RECORDS SHOWN:
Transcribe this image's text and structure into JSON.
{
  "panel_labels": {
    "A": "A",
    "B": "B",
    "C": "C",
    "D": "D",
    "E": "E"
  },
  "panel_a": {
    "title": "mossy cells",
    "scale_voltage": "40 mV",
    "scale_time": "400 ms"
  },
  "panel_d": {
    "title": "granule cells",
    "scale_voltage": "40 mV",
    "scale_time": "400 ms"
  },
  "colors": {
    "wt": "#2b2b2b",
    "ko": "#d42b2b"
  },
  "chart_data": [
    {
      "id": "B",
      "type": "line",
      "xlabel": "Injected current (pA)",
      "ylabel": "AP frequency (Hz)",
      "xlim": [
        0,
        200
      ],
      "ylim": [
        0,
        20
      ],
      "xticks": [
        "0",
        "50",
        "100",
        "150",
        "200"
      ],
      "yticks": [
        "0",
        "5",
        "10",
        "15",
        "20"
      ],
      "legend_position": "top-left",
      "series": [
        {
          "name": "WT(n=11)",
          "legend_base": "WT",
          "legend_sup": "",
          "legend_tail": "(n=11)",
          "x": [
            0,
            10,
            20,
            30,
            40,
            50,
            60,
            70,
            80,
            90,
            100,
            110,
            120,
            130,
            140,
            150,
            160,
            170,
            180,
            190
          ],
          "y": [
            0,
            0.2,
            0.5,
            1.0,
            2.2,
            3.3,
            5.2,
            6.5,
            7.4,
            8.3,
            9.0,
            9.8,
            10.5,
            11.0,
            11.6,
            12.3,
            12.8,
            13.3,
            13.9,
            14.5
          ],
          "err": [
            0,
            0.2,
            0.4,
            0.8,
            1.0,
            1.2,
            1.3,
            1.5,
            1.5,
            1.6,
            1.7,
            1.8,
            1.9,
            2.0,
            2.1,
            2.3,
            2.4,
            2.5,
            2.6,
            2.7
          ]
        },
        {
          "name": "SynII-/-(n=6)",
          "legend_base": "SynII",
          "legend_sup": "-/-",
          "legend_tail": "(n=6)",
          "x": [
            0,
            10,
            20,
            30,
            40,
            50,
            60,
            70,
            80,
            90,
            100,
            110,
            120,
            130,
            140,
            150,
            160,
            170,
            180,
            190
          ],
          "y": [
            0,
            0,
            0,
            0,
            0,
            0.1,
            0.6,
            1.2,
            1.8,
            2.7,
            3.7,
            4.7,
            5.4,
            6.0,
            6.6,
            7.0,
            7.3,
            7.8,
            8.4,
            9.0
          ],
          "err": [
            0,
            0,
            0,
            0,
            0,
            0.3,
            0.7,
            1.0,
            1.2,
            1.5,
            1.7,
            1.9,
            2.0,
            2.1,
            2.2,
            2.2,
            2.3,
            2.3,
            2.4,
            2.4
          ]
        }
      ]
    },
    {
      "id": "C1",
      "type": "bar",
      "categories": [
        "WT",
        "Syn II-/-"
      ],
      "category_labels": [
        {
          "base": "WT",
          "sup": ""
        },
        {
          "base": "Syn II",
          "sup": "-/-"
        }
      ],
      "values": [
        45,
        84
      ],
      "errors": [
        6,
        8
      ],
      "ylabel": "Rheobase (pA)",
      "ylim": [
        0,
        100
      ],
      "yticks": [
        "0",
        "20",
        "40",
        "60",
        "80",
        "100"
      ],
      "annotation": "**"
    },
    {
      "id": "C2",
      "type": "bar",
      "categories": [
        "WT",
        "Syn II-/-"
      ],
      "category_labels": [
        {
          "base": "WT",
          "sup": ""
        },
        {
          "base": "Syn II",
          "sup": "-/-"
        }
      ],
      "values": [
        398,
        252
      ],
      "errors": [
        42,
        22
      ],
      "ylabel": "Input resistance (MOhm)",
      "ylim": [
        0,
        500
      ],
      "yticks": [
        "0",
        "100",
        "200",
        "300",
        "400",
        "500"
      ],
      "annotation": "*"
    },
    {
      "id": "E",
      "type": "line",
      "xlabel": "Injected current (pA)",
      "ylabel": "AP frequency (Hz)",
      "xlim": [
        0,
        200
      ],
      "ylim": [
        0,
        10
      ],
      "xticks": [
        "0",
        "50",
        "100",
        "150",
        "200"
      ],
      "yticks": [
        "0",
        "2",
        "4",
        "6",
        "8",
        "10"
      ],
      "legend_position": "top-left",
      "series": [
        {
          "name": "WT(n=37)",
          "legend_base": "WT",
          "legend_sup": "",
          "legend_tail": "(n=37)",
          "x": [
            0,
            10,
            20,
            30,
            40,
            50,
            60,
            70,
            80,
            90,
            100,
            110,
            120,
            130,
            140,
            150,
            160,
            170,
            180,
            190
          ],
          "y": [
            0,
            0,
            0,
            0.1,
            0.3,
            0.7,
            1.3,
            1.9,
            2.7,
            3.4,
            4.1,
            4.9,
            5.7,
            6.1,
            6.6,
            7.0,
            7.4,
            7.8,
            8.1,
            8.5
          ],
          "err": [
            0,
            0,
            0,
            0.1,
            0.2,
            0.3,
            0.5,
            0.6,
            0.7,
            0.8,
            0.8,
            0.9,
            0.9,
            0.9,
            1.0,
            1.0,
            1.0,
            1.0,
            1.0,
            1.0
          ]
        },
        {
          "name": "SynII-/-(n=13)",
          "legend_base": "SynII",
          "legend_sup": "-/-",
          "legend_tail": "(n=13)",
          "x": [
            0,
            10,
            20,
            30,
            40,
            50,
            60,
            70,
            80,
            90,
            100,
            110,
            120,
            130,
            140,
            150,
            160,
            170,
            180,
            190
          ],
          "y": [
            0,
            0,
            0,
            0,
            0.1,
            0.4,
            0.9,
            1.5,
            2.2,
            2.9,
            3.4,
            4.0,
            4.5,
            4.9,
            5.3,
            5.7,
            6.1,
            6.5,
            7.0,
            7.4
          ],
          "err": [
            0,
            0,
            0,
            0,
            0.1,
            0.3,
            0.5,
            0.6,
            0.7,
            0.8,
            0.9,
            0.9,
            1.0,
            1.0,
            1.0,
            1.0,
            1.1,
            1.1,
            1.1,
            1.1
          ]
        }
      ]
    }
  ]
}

REQUIRED ACTION:
Each record above is to be restated word for word.

FINISHED TASK:
Transcribe this image's text and structure into JSON.
{
  "panel_labels": {
    "A": "A",
    "B": "B",
    "C": "C",
    "D": "D",
    "E": "E"
  },
  "panel_a": {
    "title": "mossy cells",
    "scale_voltage": "40 mV",
    "scale_time": "400 ms"
  },
  "panel_d": {
    "title": "granule cells",
    "scale_voltage": "40 mV",
    "scale_time": "400 ms"
  },
  "colors": {
    "wt": "#2b2b2b",
    "ko": "#d42b2b"
  },
  "chart_data": [
    {
      "id": "B",
      "type": "line",
      "xlabel": "Injected current (pA)",
      "ylabel": "AP frequency (Hz)",
      "xlim": [
        0,
        200
      ],
      "ylim": [
        0,
        20
      ],
      "xticks": [
        "0",
        "50",
        "100",
        "150",
        "200"
      ],
      "yticks": [
        "0",
        "5",
        "10",
        "15",
        "20"
      ],
      "legend_position": "top-left",
      "series": [
        {
          "name": "WT(n=11)",
          "legend_base": "WT",
          "legend_sup": "",
          "legend_tail": "(n=11)",
          "x": [
            0,
            10,
            20,
            30,
            40,
            50,
            60,
            70,
            80,
            90,
            100,
            110,
            120,
            130,
            140,
            150,
            160,
            170,
            180,
            190
          ],
          "y": [
            0,
            0.2,
            0.5,
            1.0,
            2.2,
            3.3,
            5.2,
            6.5,
            7.4,
            8.3,
            9.0,
            9.8,
            10.5,
            11.0,
            11.6,
            12.3,
            12.8,
            13.3,
            13.9,
            14.5
          ],
          "err": [
            0,
            0.2,
            0.4,
            0.8,
            1.0,
            1.2,
            1.3,
            1.5,
            1.5,
            1.6,
            1.7,
            1.8,
            1.9,
            2.0,
            2.1,
            2.3,
            2.4,
            2.5,
            2.6,
            2.7
          ]
        },
        {
          "name": "SynII-/-(n=6)",
          "legend_base": "SynII",
          "legend_sup": "-/-",
          "legend_tail": "(n=6)",
          "x": [
            0,
            10,
            20,
            30,
            40,
            50,
            60,
            70,
            80,
            90,
            100,
            110,
            120,
            130,
            140,
            150,
            160,
            170,
            180,
            190
          ],
          "y": [
            0,
            0,
            0,
            0,
            0,
            0.1,
            0.6,
            1.2,
            1.8,
            2.7,
            3.7,
            4.7,
            5.4,
            6.0,
            6.6,
            7.0,
            7.3,
            7.8,
            8.4,
            9.0
          ],
          "err": [
            0,
            0,
            0,
            0,
            0,
            0.3,
            0.7,
            1.0,
            1.2,
            1.5,
            1.7,
            1.9,
            2.0,
            2.1,
            2.2,
            2.2,
            2.3,
            2.3,
            2.4,
            2.4
          ]
        }
      ]
    },
    {
      "id": "C1",
      "type": "bar",
      "categories": [
        "WT",
        "Syn II-/-"
      ],
      "category_labels": [
        {
          "base": "WT",
          "sup": ""
        },
        {
          "base": "Syn II",
          "sup": "-/-"
        }
      ],
      "values": [
        45,
        84
      ],
      "errors": [
        6,
        8
      ],
      "ylabel": "Rheobase (pA)",
      "ylim": [
        0,
        100
      ],
      "yticks": [
        "0",
        "20",
        "40",
        "60",
        "80",
        "100"
      ],
      "annotation": "**"
    },
    {
      "id": "C2",
      "type": "bar",
      "categories": [
        "WT",
        "Syn II-/-"
      ],
      "category_labels": [
        {
          "base": "WT",
          "sup": ""
        },
        {
          "base": "Syn II",
          "sup": "-/-"
        }
      ],
      "values": [
        398,
        252
      ],
      "errors": [
        42,
        22
      ],
      "ylabel": "Input resistance (MOhm)",
      "ylim": [
        0,
        500
      ],
      "yticks": [
        "0",
        "100",
        "200",
        "300",
        "400",
        "500"
      ],
      "annotation": "*"
    },
    {
      "id": "E",
      "type": "line",
      "xlabel": "Injected current (pA)",
      "ylabel": "AP frequency (Hz)",
      "xlim": [
        0,
        200
      ],
      "ylim": [
        0,
        10
      ],
      "xticks": [
        "0",
        "50",
        "100",
        "150",
        "200"
      ],
      "yticks": [
        "0",
        "2",
        "4",
        "6",
        "8",
        "10"
      ],
      "legend_position": "top-left",
      "series": [
        {
          "name": "WT(n=37)",
          "legend_base": "WT",
          "legend_sup": "",
          "legend_tail": "(n=37)",
          "x": [
            0,
            10,
            20,
            30,
            40,
            50,
            60,
            70,
            80,
            90,
            100,
            110,
            120,
            130,
            140,
            150,
            160,
            170,
            180,
            190
          ],
          "y": [
            0,
            0,
            0,
            0.1,
            0.3,
            0.7,
            1.3,
            1.9,
            2.7,
            3.4,
            4.1,
            4.9,
            5.7,
            6.1,
            6.6,
            7.0,
            7.4,
            7.8,
            8.1,
            8.5
          ],
          "err": [
            0,
            0,
            0,
            0.1,
            0.2,
            0.3,
            0.5,
            0.6,
            0.7,
            0.8,
            0.8,
            0.9,
            0.9,
            0.9,
            1.0,
            1.0,
            1.0,
            1.0,
            1.0,
            1.0
          ]
        },
        {
          "name": "SynII-/-(n=13)",
          "legend_base": "SynII",
          "legend_sup": "-/-",
          "legend_tail": "(n=13)",
          "x": [
            0,
            10,
            20,
            30,
            40,
            50,
            60,
            70,
            80,
            90,
            100,
            110,
            120,
            130,
            140,
            150,
            160,
            170,
            180,
            190
          ],
          "y": [
            0,
            0,
            0,
            0,
            0.1,
            0.4,
            0.9,
            1.5,
            2.2,
            2.9,
            3.4,
            4.0,
            4.5,
            4.9,
            5.3,
            5.7,
            6.1,
            6.5,
            7.0,
            7.4
          ],
          "err": [
            0,
            0,
            0,
            0,
            0.1,
            0.3,
            0.5,
            0.6,
            0.7,
            0.8,
            0.9,
            0.9,
            1.0,
            1.0,
            1.0,
            1.0,
            1.1,
            1.1,
            1.1,
            1.1
          ]
        }
      ]
    }
  ]
}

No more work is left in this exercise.